• **EXERCICE PROPOSÉ A**
Répondez à ces questions à partir de l'extrait :
(i) À quelle date est datée la décision implicite par laquelle le préfet du Val-d'Oise a refusé de retirer l'arrêté ?
(ii) Quelle parcelle l'arrêté du 18 novembre 2016 déclare-t-il cessible ?
(iii) À quelle date le tribunal administratif de Cergy-Pontoise a-t-il rendu son jugement ?

Vu la procédure suivante :
Procédure contentieuse antérieure :
Mme C... A... a demandé au tribunal administratif de Cergy-Pontoise d'annuler la décision implicite du 21 février 2019 par laquelle le maire de la commune d'Asnières-sur-Oise a refusé de retirer sa décision de ne pas s'opposer à la division de la parcelle cadastrée section AD n° 503 en deux parcelles cadastrées section AD nos 783 et 784 et la décision implicite du 20 février 2019 par laquelle le préfet du Val-d'Oise a refusé de retirer l'arrêté 18 novembre 2016 en tant qu'il déclare cessible la parcelle cadastrée section AD n° 783.
Par un jugement nos 1902714-1904087-1904089 du 22 juin 2021, le tribunal administratif de Cergy-Pontoise a rejeté ses demandes.

• **EXERCICE PROPOSÉ B**
Reproduisez à l'identique les lignes qui suivent. Commencez à la première et arrêtez-vous après celle qui contient « callout-line-1: Hardware Resources: 55.71 », incluse.

• **MATÉRIEL DE L'EXERCICE**
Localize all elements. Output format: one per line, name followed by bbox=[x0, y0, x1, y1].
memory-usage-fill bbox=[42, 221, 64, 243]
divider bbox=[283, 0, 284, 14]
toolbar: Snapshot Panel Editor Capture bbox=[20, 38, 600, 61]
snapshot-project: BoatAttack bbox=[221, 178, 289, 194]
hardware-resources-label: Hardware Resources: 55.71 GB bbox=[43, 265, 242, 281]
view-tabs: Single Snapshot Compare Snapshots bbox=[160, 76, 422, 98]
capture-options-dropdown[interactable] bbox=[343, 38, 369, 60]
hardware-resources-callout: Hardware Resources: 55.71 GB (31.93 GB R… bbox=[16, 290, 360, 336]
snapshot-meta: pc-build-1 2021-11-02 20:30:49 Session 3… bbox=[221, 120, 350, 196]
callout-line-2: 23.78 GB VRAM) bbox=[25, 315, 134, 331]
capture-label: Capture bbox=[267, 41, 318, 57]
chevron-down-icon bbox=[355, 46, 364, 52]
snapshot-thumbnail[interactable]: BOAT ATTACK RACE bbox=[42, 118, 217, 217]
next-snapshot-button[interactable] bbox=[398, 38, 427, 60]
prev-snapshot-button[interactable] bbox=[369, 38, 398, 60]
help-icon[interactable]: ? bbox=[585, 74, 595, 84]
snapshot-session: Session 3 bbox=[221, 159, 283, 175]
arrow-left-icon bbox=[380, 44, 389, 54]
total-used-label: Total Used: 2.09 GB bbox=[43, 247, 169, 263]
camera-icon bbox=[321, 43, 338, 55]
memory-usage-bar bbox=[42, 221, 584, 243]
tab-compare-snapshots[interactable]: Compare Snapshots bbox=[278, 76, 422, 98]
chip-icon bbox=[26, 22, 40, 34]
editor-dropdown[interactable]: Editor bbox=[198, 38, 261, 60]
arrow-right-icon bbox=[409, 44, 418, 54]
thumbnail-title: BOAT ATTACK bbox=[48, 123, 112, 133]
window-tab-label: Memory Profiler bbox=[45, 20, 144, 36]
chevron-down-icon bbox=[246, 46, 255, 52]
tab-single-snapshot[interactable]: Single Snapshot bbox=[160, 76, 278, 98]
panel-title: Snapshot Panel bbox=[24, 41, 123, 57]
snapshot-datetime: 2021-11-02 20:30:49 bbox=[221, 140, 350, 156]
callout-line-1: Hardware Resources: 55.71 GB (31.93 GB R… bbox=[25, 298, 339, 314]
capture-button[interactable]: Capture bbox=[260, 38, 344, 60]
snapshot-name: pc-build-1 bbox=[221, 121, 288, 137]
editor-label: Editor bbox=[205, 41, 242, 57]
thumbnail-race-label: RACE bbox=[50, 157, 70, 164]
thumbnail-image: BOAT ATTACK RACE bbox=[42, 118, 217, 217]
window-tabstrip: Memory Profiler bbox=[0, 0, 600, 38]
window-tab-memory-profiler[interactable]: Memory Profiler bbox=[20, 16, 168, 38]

• **RÉSULTAT A**
(i) Le 20 février 2019.
(ii) La parcelle cadastrée section AD n° 783.
(iii) Le 22 juin 2021.

• **RÉSULTAT B**
Localize all elements. Output format: one per line, name followed by bbox=[x0, y0, x1, y1].
memory-usage-fill bbox=[42, 221, 64, 243]
divider bbox=[283, 0, 284, 14]
toolbar: Snapshot Panel Editor Capture bbox=[20, 38, 600, 61]
snapshot-project: BoatAttack bbox=[221, 178, 289, 194]
hardware-resources-label: Hardware Resources: 55.71 GB bbox=[43, 265, 242, 281]
view-tabs: Single Snapshot Compare Snapshots bbox=[160, 76, 422, 98]
capture-options-dropdown[interactable] bbox=[343, 38, 369, 60]
hardware-resources-callout: Hardware Resources: 55.71 GB (31.93 GB R… bbox=[16, 290, 360, 336]
snapshot-meta: pc-build-1 2021-11-02 20:30:49 Session 3… bbox=[221, 120, 350, 196]
callout-line-2: 23.78 GB VRAM) bbox=[25, 315, 134, 331]
capture-label: Capture bbox=[267, 41, 318, 57]
chevron-down-icon bbox=[355, 46, 364, 52]
snapshot-thumbnail[interactable]: BOAT ATTACK RACE bbox=[42, 118, 217, 217]
next-snapshot-button[interactable] bbox=[398, 38, 427, 60]
prev-snapshot-button[interactable] bbox=[369, 38, 398, 60]
help-icon[interactable]: ? bbox=[585, 74, 595, 84]
snapshot-session: Session 3 bbox=[221, 159, 283, 175]
arrow-left-icon bbox=[380, 44, 389, 54]
total-used-label: Total Used: 2.09 GB bbox=[43, 247, 169, 263]
camera-icon bbox=[321, 43, 338, 55]
memory-usage-bar bbox=[42, 221, 584, 243]
tab-compare-snapshots[interactable]: Compare Snapshots bbox=[278, 76, 422, 98]
chip-icon bbox=[26, 22, 40, 34]
editor-dropdown[interactable]: Editor bbox=[198, 38, 261, 60]
arrow-right-icon bbox=[409, 44, 418, 54]
thumbnail-title: BOAT ATTACK bbox=[48, 123, 112, 133]
window-tab-label: Memory Profiler bbox=[45, 20, 144, 36]
chevron-down-icon bbox=[246, 46, 255, 52]
tab-single-snapshot[interactable]: Single Snapshot bbox=[160, 76, 278, 98]
panel-title: Snapshot Panel bbox=[24, 41, 123, 57]
snapshot-datetime: 2021-11-02 20:30:49 bbox=[221, 140, 350, 156]
callout-line-1: Hardware Resources: 55.71 GB (31.93 GB R… bbox=[25, 298, 339, 314]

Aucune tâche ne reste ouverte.